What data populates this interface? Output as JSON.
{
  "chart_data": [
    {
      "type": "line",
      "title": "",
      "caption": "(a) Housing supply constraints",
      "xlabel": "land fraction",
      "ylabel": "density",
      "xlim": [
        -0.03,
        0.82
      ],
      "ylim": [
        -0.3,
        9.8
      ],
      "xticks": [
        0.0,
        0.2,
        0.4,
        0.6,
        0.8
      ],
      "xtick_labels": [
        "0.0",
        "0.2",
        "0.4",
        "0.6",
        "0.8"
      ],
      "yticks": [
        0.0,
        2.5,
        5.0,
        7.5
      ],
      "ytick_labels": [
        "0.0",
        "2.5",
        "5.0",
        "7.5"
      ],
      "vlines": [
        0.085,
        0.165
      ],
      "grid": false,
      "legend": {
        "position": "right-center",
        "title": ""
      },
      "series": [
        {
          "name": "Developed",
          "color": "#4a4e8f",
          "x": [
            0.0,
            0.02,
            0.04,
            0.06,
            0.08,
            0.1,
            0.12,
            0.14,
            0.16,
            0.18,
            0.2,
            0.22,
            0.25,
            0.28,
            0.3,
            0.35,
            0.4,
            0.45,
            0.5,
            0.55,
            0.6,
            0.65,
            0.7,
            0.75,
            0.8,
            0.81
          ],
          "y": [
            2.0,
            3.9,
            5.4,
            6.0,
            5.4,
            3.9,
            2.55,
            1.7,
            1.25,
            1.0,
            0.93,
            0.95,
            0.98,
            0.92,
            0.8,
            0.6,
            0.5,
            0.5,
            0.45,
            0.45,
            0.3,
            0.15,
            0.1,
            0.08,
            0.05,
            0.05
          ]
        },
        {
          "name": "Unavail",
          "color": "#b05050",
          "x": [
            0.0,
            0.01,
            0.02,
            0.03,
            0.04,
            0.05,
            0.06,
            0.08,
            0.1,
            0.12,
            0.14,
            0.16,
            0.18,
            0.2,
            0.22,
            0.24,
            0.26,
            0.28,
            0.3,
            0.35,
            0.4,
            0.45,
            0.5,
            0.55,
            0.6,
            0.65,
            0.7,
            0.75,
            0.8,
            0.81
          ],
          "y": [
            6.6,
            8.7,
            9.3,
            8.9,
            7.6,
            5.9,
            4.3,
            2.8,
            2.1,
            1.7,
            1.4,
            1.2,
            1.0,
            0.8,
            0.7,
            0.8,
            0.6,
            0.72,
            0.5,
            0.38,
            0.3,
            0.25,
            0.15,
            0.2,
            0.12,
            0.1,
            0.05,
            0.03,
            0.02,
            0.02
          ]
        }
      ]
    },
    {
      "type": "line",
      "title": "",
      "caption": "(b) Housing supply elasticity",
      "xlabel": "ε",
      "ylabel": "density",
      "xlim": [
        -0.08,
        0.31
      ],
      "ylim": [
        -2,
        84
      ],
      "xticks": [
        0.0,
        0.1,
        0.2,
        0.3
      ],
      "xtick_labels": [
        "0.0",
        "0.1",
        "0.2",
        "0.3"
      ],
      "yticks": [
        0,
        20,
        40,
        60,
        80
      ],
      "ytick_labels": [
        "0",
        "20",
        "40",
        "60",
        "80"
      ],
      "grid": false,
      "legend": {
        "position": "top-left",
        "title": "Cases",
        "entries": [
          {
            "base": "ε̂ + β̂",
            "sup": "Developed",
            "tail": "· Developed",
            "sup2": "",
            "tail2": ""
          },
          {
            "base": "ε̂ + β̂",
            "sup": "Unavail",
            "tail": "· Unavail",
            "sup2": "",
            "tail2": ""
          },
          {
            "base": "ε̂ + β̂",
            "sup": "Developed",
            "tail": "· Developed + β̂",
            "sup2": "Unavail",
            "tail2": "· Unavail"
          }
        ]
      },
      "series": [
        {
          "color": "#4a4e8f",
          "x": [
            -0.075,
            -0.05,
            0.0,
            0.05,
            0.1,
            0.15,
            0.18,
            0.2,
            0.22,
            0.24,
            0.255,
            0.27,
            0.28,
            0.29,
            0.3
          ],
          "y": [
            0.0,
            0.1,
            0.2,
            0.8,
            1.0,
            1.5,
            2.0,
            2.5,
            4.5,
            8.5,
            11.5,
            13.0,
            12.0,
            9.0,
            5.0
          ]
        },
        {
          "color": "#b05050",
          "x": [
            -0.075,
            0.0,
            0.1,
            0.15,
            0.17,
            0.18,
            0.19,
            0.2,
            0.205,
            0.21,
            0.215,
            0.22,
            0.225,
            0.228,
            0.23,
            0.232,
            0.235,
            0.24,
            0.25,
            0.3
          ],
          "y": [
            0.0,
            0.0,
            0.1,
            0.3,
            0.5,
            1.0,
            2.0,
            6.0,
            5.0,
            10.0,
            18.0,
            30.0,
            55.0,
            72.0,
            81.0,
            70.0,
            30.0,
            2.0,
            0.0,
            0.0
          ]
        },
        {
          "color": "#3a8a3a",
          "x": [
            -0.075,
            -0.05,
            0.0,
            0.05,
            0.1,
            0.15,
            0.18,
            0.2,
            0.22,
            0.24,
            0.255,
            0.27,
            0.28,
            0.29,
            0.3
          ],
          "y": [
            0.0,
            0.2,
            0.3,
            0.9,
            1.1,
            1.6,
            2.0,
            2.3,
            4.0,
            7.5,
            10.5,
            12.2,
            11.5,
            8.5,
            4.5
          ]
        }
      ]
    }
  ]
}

====

• [Exercise directions]
Retype all the records, matching them exactly.

• [Exercise answer]
What data populates this interface? Output as JSON.
{
  "chart_data": [
    {
      "type": "line",
      "title": "",
      "caption": "(a) Housing supply constraints",
      "xlabel": "land fraction",
      "ylabel": "density",
      "xlim": [
        -0.03,
        0.82
      ],
      "ylim": [
        -0.3,
        9.8
      ],
      "xticks": [
        0.0,
        0.2,
        0.4,
        0.6,
        0.8
      ],
      "xtick_labels": [
        "0.0",
        "0.2",
        "0.4",
        "0.6",
        "0.8"
      ],
      "yticks": [
        0.0,
        2.5,
        5.0,
        7.5
      ],
      "ytick_labels": [
        "0.0",
        "2.5",
        "5.0",
        "7.5"
      ],
      "vlines": [
        0.085,
        0.165
      ],
      "grid": false,
      "legend": {
        "position": "right-center",
        "title": ""
      },
      "series": [
        {
          "name": "Developed",
          "color": "#4a4e8f",
          "x": [
            0.0,
            0.02,
            0.04,
            0.06,
            0.08,
            0.1,
            0.12,
            0.14,
            0.16,
            0.18,
            0.2,
            0.22,
            0.25,
            0.28,
            0.3,
            0.35,
            0.4,
            0.45,
            0.5,
            0.55,
            0.6,
            0.65,
            0.7,
            0.75,
            0.8,
            0.81
          ],
          "y": [
            2.0,
            3.9,
            5.4,
            6.0,
            5.4,
            3.9,
            2.55,
            1.7,
            1.25,
            1.0,
            0.93,
            0.95,
            0.98,
            0.92,
            0.8,
            0.6,
            0.5,
            0.5,
            0.45,
            0.45,
            0.3,
            0.15,
            0.1,
            0.08,
            0.05,
            0.05
          ]
        },
        {
          "name": "Unavail",
          "color": "#b05050",
          "x": [
            0.0,
            0.01,
            0.02,
            0.03,
            0.04,
            0.05,
            0.06,
            0.08,
            0.1,
            0.12,
            0.14,
            0.16,
            0.18,
            0.2,
            0.22,
            0.24,
            0.26,
            0.28,
            0.3,
            0.35,
            0.4,
            0.45,
            0.5,
            0.55,
            0.6,
            0.65,
            0.7,
            0.75,
            0.8,
            0.81
          ],
          "y": [
            6.6,
            8.7,
            9.3,
            8.9,
            7.6,
            5.9,
            4.3,
            2.8,
            2.1,
            1.7,
            1.4,
            1.2,
            1.0,
            0.8,
            0.7,
            0.8,
            0.6,
            0.72,
            0.5,
            0.38,
            0.3,
            0.25,
            0.15,
            0.2,
            0.12,
            0.1,
            0.05,
            0.03,
            0.02,
            0.02
          ]
        }
      ]
    },
    {
      "type": "line",
      "title": "",
      "caption": "(b) Housing supply elasticity",
      "xlabel": "ε",
      "ylabel": "density",
      "xlim": [
        -0.08,
        0.31
      ],
      "ylim": [
        -2,
        84
      ],
      "xticks": [
        0.0,
        0.1,
        0.2,
        0.3
      ],
      "xtick_labels": [
        "0.0",
        "0.1",
        "0.2",
        "0.3"
      ],
      "yticks": [
        0,
        20,
        40,
        60,
        80
      ],
      "ytick_labels": [
        "0",
        "20",
        "40",
        "60",
        "80"
      ],
      "grid": false,
      "legend": {
        "position": "top-left",
        "title": "Cases",
        "entries": [
          {
            "base": "ε̂ + β̂",
            "sup": "Developed",
            "tail": "· Developed",
            "sup2": "",
            "tail2": ""
          },
          {
            "base": "ε̂ + β̂",
            "sup": "Unavail",
            "tail": "· Unavail",
            "sup2": "",
            "tail2": ""
          },
          {
            "base": "ε̂ + β̂",
            "sup": "Developed",
            "tail": "· Developed + β̂",
            "sup2": "Unavail",
            "tail2": "· Unavail"
          }
        ]
      },
      "series": [
        {
          "color": "#4a4e8f",
          "x": [
            -0.075,
            -0.05,
            0.0,
            0.05,
            0.1,
            0.15,
            0.18,
            0.2,
            0.22,
            0.24,
            0.255,
            0.27,
            0.28,
            0.29,
            0.3
          ],
          "y": [
            0.0,
            0.1,
            0.2,
            0.8,
            1.0,
            1.5,
            2.0,
            2.5,
            4.5,
            8.5,
            11.5,
            13.0,
            12.0,
            9.0,
            5.0
          ]
        },
        {
          "color": "#b05050",
          "x": [
            -0.075,
            0.0,
            0.1,
            0.15,
            0.17,
            0.18,
            0.19,
            0.2,
            0.205,
            0.21,
            0.215,
            0.22,
            0.225,
            0.228,
            0.23,
            0.232,
            0.235,
            0.24,
            0.25,
            0.3
          ],
          "y": [
            0.0,
            0.0,
            0.1,
            0.3,
            0.5,
            1.0,
            2.0,
            6.0,
            5.0,
            10.0,
            18.0,
            30.0,
            55.0,
            72.0,
            81.0,
            70.0,
            30.0,
            2.0,
            0.0,
            0.0
          ]
        },
        {
          "color": "#3a8a3a",
          "x": [
            -0.075,
            -0.05,
            0.0,
            0.05,
            0.1,
            0.15,
            0.18,
            0.2,
            0.22,
            0.24,
            0.255,
            0.27,
            0.28,
            0.29,
            0.3
          ],
          "y": [
            0.0,
            0.2,
            0.3,
            0.9,
            1.1,
            1.6,
            2.0,
            2.3,
            4.0,
            7.5,
            10.5,
            12.2,
            11.5,
            8.5,
            4.5
          ]
        }
      ]
    }
  ]
}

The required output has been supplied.